Dataset items:
※ ※ ※

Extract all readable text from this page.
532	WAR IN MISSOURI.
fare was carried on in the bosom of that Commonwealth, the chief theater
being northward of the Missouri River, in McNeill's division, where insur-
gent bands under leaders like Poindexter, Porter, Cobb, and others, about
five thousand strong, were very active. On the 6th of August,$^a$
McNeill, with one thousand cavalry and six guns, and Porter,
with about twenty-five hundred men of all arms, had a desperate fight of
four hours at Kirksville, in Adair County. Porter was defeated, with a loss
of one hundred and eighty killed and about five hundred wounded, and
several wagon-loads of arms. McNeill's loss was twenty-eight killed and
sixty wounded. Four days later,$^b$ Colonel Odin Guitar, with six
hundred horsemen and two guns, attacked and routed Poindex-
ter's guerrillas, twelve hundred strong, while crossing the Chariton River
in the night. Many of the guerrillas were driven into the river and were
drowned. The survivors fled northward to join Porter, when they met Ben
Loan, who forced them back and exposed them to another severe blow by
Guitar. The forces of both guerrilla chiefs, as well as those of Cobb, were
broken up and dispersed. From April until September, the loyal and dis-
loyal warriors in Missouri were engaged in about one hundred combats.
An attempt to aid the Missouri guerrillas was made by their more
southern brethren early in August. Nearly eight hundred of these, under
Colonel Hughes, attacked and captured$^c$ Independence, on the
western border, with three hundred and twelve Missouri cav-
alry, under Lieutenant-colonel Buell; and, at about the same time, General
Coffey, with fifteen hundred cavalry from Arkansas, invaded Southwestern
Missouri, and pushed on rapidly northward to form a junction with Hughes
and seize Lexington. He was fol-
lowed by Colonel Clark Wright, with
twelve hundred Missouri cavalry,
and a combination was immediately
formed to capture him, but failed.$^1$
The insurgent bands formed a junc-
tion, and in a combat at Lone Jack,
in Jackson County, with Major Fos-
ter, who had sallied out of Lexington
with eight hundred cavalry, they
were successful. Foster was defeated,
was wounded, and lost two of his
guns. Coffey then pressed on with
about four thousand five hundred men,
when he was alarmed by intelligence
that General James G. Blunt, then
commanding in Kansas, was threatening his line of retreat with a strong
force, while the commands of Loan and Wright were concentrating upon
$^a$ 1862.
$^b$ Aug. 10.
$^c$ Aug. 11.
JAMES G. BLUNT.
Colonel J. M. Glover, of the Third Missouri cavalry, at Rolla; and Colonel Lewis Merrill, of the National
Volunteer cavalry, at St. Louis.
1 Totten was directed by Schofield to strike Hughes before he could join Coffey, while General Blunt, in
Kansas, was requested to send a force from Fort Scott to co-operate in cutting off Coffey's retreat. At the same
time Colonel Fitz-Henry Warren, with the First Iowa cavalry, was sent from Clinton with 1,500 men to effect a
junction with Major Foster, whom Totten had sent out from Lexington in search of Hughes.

※ ※ ※

TASK DETAILS: Write out the full listing exactly as given.

RESULT FOR THIS TASK:
Extract all readable text from this page.
532	WAR IN MISSOURI.
fare was carried on in the bosom of that Commonwealth, the chief theater
being northward of the Missouri River, in McNeill's division, where insur-
gent bands under leaders like Poindexter, Porter, Cobb, and others, about
five thousand strong, were very active. On the 6th of August,$^a$
McNeill, with one thousand cavalry and six guns, and Porter,
with about twenty-five hundred men of all arms, had a desperate fight of
four hours at Kirksville, in Adair County. Porter was defeated, with a loss
of one hundred and eighty killed and about five hundred wounded, and
several wagon-loads of arms. McNeill's loss was twenty-eight killed and
sixty wounded. Four days later,$^b$ Colonel Odin Guitar, with six
hundred horsemen and two guns, attacked and routed Poindex-
ter's guerrillas, twelve hundred strong, while crossing the Chariton River
in the night. Many of the guerrillas were driven into the river and were
drowned. The survivors fled northward to join Porter, when they met Ben
Loan, who forced them back and exposed them to another severe blow by
Guitar. The forces of both guerrilla chiefs, as well as those of Cobb, were
broken up and dispersed. From April until September, the loyal and dis-
loyal warriors in Missouri were engaged in about one hundred combats.
An attempt to aid the Missouri guerrillas was made by their more
southern brethren early in August. Nearly eight hundred of these, under
Colonel Hughes, attacked and captured$^c$ Independence, on the
western border, with three hundred and twelve Missouri cav-
alry, under Lieutenant-colonel Buell; and, at about the same time, General
Coffey, with fifteen hundred cavalry from Arkansas, invaded Southwestern
Missouri, and pushed on rapidly northward to form a junction with Hughes
and seize Lexington. He was fol-
lowed by Colonel Clark Wright, with
twelve hundred Missouri cavalry,
and a combination was immediately
formed to capture him, but failed.$^1$
The insurgent bands formed a junc-
tion, and in a combat at Lone Jack,
in Jackson County, with Major Fos-
ter, who had sallied out of Lexington
with eight hundred cavalry, they
were successful. Foster was defeated,
was wounded, and lost two of his
guns. Coffey then pressed on with
about four thousand five hundred men,
when he was alarmed by intelligence
that General James G. Blunt, then
commanding in Kansas, was threatening his line of retreat with a strong
force, while the commands of Loan and Wright were concentrating upon
$^a$ 1862.
$^b$ Aug. 10.
$^c$ Aug. 11.
JAMES G. BLUNT.
Colonel J. M. Glover, of the Third Missouri cavalry, at Rolla; and Colonel Lewis Merrill, of the National
Volunteer cavalry, at St. Louis.
1 Totten was directed by Schofield to strike Hughes before he could join Coffey, while General Blunt, in
Kansas, was requested to send a force from Fort Scott to co-operate in cutting off Coffey's retreat. At the same
time Colonel Fitz-Henry Warren, with the First Iowa cavalry, was sent from Clinton with 1,500 men to effect a
junction with Major Foster, whom Totten had sent out from Lexington in search of Hughes.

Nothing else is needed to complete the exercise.